Scan the entries below. List each line with "book".

━━━━━━━━━━━━━━━━━━━━

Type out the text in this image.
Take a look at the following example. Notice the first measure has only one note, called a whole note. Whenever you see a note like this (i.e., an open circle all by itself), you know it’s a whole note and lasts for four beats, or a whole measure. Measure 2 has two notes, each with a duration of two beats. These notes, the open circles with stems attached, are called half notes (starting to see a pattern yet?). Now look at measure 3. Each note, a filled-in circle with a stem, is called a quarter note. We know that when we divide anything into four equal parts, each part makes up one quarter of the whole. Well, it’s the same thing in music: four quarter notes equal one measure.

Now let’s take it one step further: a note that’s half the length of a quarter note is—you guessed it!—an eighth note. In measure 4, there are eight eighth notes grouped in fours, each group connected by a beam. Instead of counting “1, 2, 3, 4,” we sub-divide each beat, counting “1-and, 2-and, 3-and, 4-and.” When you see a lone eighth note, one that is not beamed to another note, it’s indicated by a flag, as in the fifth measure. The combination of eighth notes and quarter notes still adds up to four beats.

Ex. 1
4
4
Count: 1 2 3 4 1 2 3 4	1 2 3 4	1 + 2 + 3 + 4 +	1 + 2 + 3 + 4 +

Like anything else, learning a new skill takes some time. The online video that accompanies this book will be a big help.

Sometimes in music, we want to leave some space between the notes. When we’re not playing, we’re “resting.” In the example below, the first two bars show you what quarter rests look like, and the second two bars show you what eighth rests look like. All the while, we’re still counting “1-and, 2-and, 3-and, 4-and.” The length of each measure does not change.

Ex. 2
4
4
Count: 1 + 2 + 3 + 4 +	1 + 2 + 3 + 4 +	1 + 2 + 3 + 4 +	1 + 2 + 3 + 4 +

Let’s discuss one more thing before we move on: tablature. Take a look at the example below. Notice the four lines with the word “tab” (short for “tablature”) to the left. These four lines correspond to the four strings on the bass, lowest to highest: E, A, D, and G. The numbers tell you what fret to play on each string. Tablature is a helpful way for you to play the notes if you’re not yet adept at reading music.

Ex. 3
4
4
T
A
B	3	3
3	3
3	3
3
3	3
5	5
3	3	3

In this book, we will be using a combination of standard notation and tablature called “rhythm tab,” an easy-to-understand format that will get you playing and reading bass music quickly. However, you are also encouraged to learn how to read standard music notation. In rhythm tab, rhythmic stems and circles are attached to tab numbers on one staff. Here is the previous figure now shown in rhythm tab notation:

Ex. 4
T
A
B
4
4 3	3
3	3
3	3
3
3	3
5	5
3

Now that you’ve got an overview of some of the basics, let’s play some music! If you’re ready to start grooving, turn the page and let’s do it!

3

━━━━━━━━━━━━━━━━━━━━

__The result__
Like anything else, learning a new skill takes some time. The online video that accompanies this book will be a big help.
In this book, we will be using a combination of standard notation and tablature called “rhythm tab,” an easy-to-understand format that will get you playing and reading bass music quickly. However, you are also encouraged to learn how to read standard music notation. In rhythm tab, rhythmic stems and circles are attached to tab numbers on one staff. Here is the previous figure now shown in rhythm tab notation:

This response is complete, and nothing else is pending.